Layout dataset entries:
**********

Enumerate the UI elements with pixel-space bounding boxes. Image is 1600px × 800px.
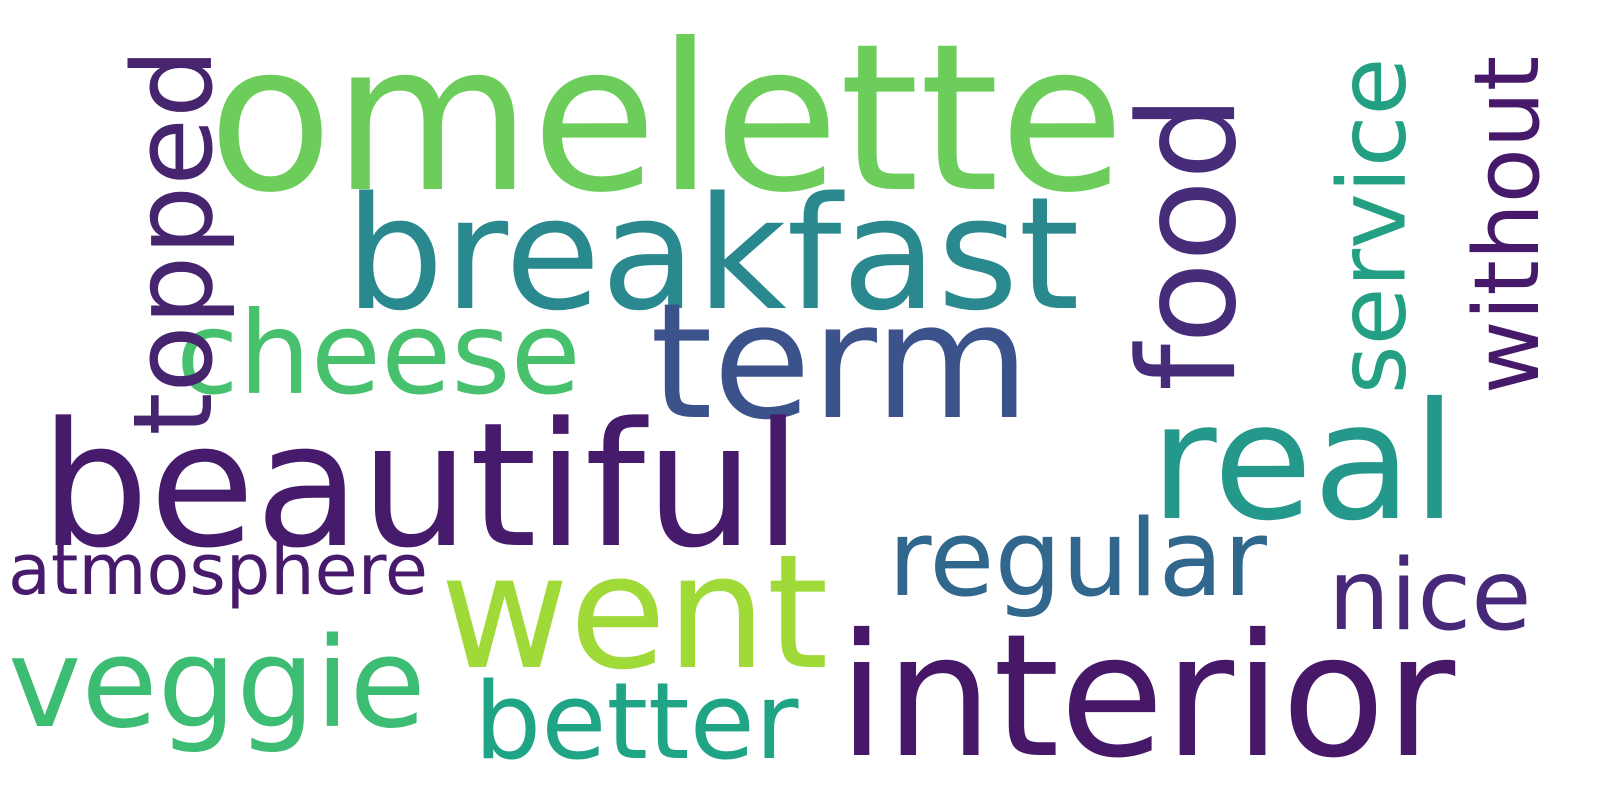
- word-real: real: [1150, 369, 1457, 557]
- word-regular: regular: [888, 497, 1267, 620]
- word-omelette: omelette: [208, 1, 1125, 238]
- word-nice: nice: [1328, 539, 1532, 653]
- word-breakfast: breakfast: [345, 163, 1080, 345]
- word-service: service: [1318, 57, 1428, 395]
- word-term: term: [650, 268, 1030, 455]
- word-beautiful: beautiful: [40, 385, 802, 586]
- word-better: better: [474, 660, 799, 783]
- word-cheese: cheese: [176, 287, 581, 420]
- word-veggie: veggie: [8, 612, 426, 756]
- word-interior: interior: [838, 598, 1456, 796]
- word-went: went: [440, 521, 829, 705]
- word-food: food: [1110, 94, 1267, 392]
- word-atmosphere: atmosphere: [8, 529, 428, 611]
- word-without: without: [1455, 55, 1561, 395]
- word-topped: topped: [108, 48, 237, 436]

**********

Filter the records above down to the lines that contain the word "omelette" and copy each of those lines. Match case exactly.

- word-omelette: omelette: [208, 1, 1125, 238]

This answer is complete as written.